Work to complete. Pictures stay out of your copy, but everything else in the records below must be repeated exactly.

[Dataset items]

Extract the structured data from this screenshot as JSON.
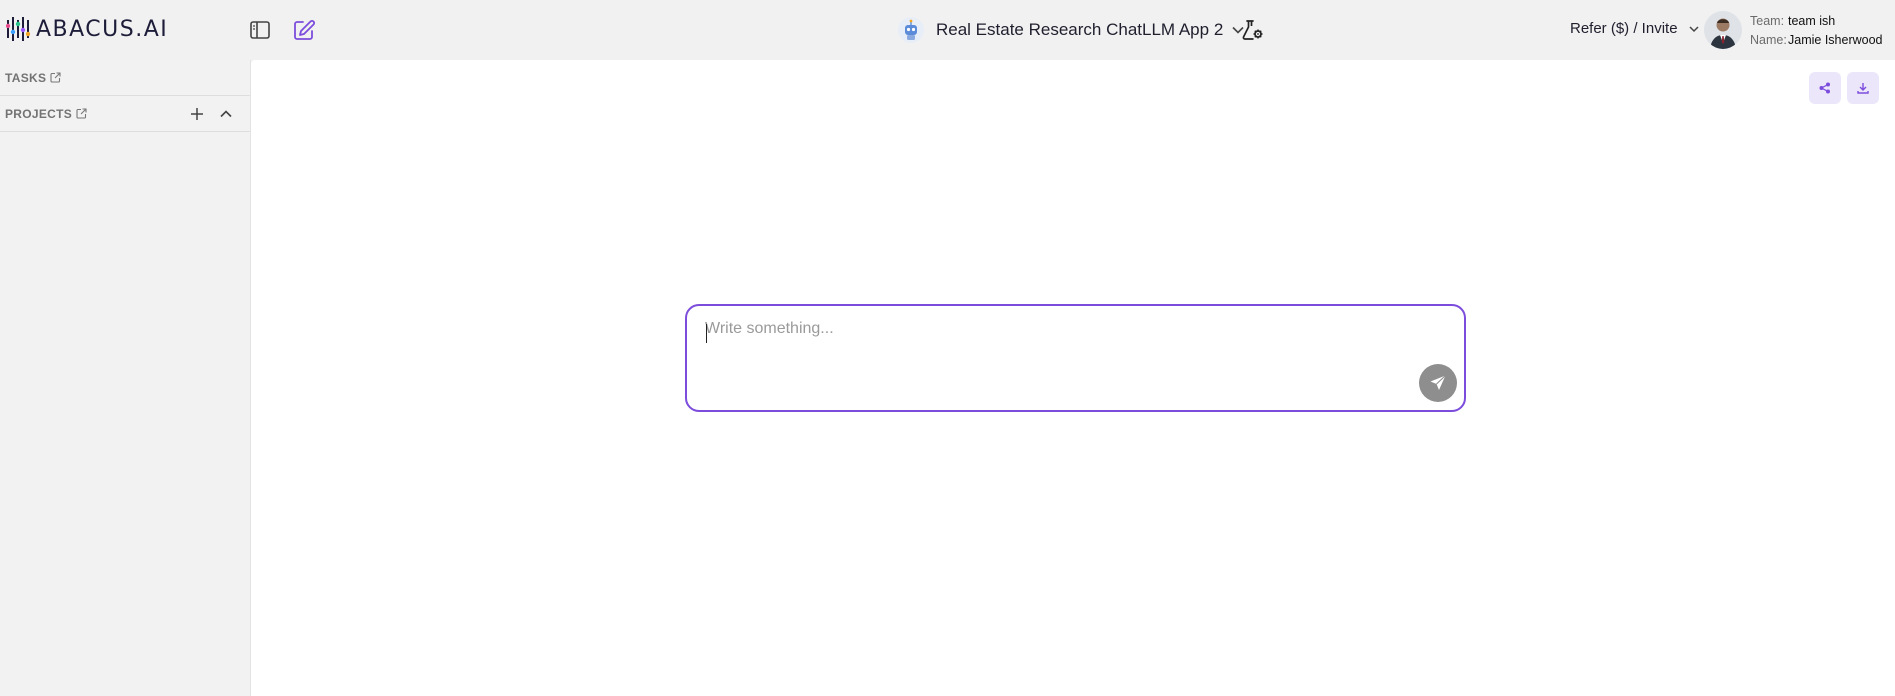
{
  "header": {
    "logo_text": "ABACUS.AI",
    "app_name": "Real Estate Research ChatLLM App 2",
    "refer_label": "Refer ($) / Invite",
    "team_key": "Team:",
    "team_value": "team ish",
    "name_key": "Name:",
    "name_value": "Jamie Isherwood",
    "icons": {
      "sidebar_toggle": "sidebar-toggle-icon",
      "new_chat": "edit-icon",
      "app_avatar": "robot-icon",
      "app_chevron": "chevron-down-icon",
      "lab": "flask-settings-icon",
      "refer_chevron": "chevron-down-icon"
    }
  },
  "sidebar": {
    "tasks_label": "TASKS",
    "projects_label": "PROJECTS"
  },
  "main": {
    "composer": {
      "value": "",
      "placeholder": "Write something..."
    }
  },
  "colors": {
    "accent": "#7c4ddc",
    "accent_light": "#ece6fb",
    "send_button": "#8e8e8e",
    "header_bg": "#f1f1f1",
    "main_bg": "#ffffff"
  }
}
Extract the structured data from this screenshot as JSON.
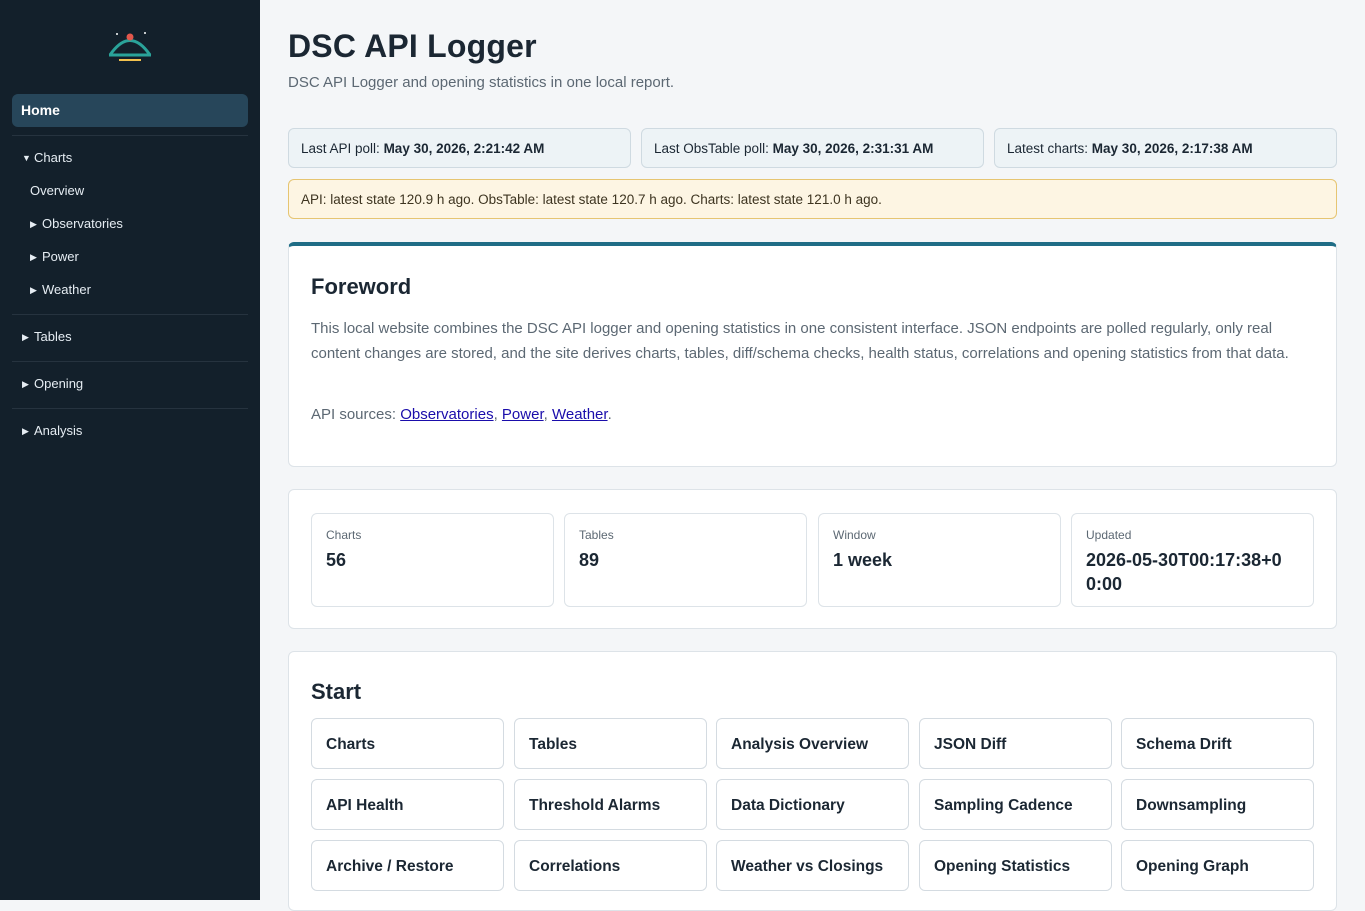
{
  "sidebar": {
    "home": "Home",
    "charts": "Charts",
    "overview": "Overview",
    "observatories": "Observatories",
    "power": "Power",
    "weather": "Weather",
    "tables": "Tables",
    "opening": "Opening",
    "analysis": "Analysis"
  },
  "header": {
    "title": "DSC API Logger",
    "subtitle": "DSC API Logger and opening statistics in one local report."
  },
  "polls": [
    {
      "label": "Last API poll: ",
      "value": "May 30, 2026, 2:21:42 AM"
    },
    {
      "label": "Last ObsTable poll: ",
      "value": "May 30, 2026, 2:31:31 AM"
    },
    {
      "label": "Latest charts: ",
      "value": "May 30, 2026, 2:17:38 AM"
    }
  ],
  "warning": "API: latest state 120.9 h ago. ObsTable: latest state 120.7 h ago. Charts: latest state 121.0 h ago.",
  "foreword": {
    "title": "Foreword",
    "text": "This local website combines the DSC API logger and opening statistics in one consistent interface. JSON endpoints are polled regularly, only real content changes are stored, and the site derives charts, tables, diff/schema checks, health status, correlations and opening statistics from that data.",
    "sources_label": "API sources: ",
    "links": [
      "Observatories",
      "Power",
      "Weather"
    ],
    "sep1": ", ",
    "sep2": ", ",
    "end": "."
  },
  "stats": [
    {
      "label": "Charts",
      "value": "56"
    },
    {
      "label": "Tables",
      "value": "89"
    },
    {
      "label": "Window",
      "value": "1 week"
    },
    {
      "label": "Updated",
      "value": "2026-05-30T00:17:38+00:00"
    }
  ],
  "start": {
    "title": "Start",
    "tiles": [
      "Charts",
      "Tables",
      "Analysis Overview",
      "JSON Diff",
      "Schema Drift",
      "API Health",
      "Threshold Alarms",
      "Data Dictionary",
      "Sampling Cadence",
      "Downsampling",
      "Archive / Restore",
      "Correlations",
      "Weather vs Closings",
      "Opening Statistics",
      "Opening Graph"
    ]
  },
  "colors": {
    "sidebar": "#13202b",
    "accent": "#1f6d86",
    "warning_bg": "#fdf5e3",
    "logo": "#2aa39a"
  },
  "icons": {
    "logo": "observatory-dome-icon",
    "collapse": "triangle-down-icon",
    "expand": "triangle-right-icon"
  }
}
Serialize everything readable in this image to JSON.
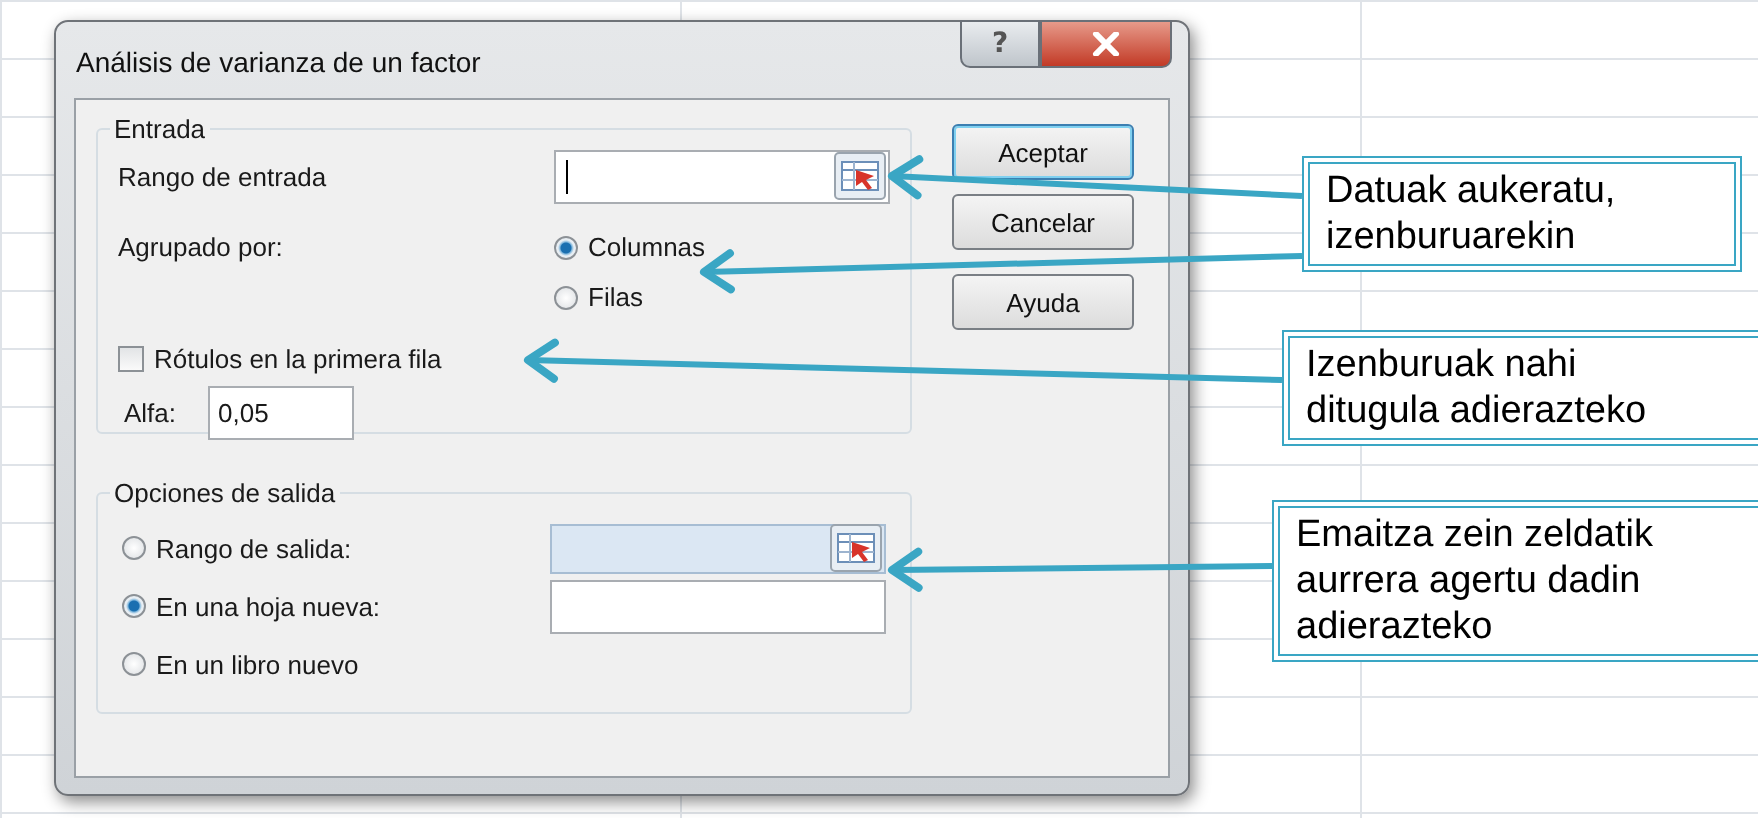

Answer to this problem.
Extract the structured data from this screenshot as JSON.
{
  "header": {
    "logo_text": "ABACUS.AI",
    "app_name": "Real Estate Research ChatLLM App 2",
    "refer_label": "Refer ($) / Invite",
    "team_key": "Team:",
    "team_value": "team ish",
    "name_key": "Name:",
    "name_value": "Jamie Isherwood",
    "icons": {
      "sidebar_toggle": "sidebar-toggle-icon",
      "new_chat": "edit-icon",
      "app_avatar": "robot-icon",
      "app_chevron": "chevron-down-icon",
      "lab": "flask-settings-icon",
      "refer_chevron": "chevron-down-icon"
    }
  },
  "sidebar": {
    "tasks_label": "TASKS",
    "projects_label": "PROJECTS"
  },
  "main": {
    "composer": {
      "value": "",
      "placeholder": "Write something..."
    }
  },
  "colors": {
    "accent": "#7c4ddc",
    "accent_light": "#ece6fb",
    "send_button": "#8e8e8e",
    "header_bg": "#f1f1f1",
    "main_bg": "#ffffff"
  }
}
Extract the structured data from this screenshot as JSON.
{
  "sidebar": {
    "home": "Home",
    "charts": "Charts",
    "overview": "Overview",
    "observatories": "Observatories",
    "power": "Power",
    "weather": "Weather",
    "tables": "Tables",
    "opening": "Opening",
    "analysis": "Analysis"
  },
  "header": {
    "title": "DSC API Logger",
    "subtitle": "DSC API Logger and opening statistics in one local report."
  },
  "polls": [
    {
      "label": "Last API poll: ",
      "value": "May 30, 2026, 2:21:42 AM"
    },
    {
      "label": "Last ObsTable poll: ",
      "value": "May 30, 2026, 2:31:31 AM"
    },
    {
      "label": "Latest charts: ",
      "value": "May 30, 2026, 2:17:38 AM"
    }
  ],
  "warning": "API: latest state 120.9 h ago. ObsTable: latest state 120.7 h ago. Charts: latest state 121.0 h ago.",
  "foreword": {
    "title": "Foreword",
    "text": "This local website combines the DSC API logger and opening statistics in one consistent interface. JSON endpoints are polled regularly, only real content changes are stored, and the site derives charts, tables, diff/schema checks, health status, correlations and opening statistics from that data.",
    "sources_label": "API sources: ",
    "links": [
      "Observatories",
      "Power",
      "Weather"
    ],
    "sep1": ", ",
    "sep2": ", ",
    "end": "."
  },
  "stats": [
    {
      "label": "Charts",
      "value": "56"
    },
    {
      "label": "Tables",
      "value": "89"
    },
    {
      "label": "Window",
      "value": "1 week"
    },
    {
      "label": "Updated",
      "value": "2026-05-30T00:17:38+00:00"
    }
  ],
  "start": {
    "title": "Start",
    "tiles": [
      "Charts",
      "Tables",
      "Analysis Overview",
      "JSON Diff",
      "Schema Drift",
      "API Health",
      "Threshold Alarms",
      "Data Dictionary",
      "Sampling Cadence",
      "Downsampling",
      "Archive / Restore",
      "Correlations",
      "Weather vs Closings",
      "Opening Statistics",
      "Opening Graph"
    ]
  },
  "colors": {
    "sidebar": "#13202b",
    "accent": "#1f6d86",
    "warning_bg": "#fdf5e3",
    "logo": "#2aa39a"
  },
  "icons": {
    "logo": "observatory-dome-icon",
    "collapse": "triangle-down-icon",
    "expand": "triangle-right-icon"
  }
}
Serialize everything readable in this image to JSON.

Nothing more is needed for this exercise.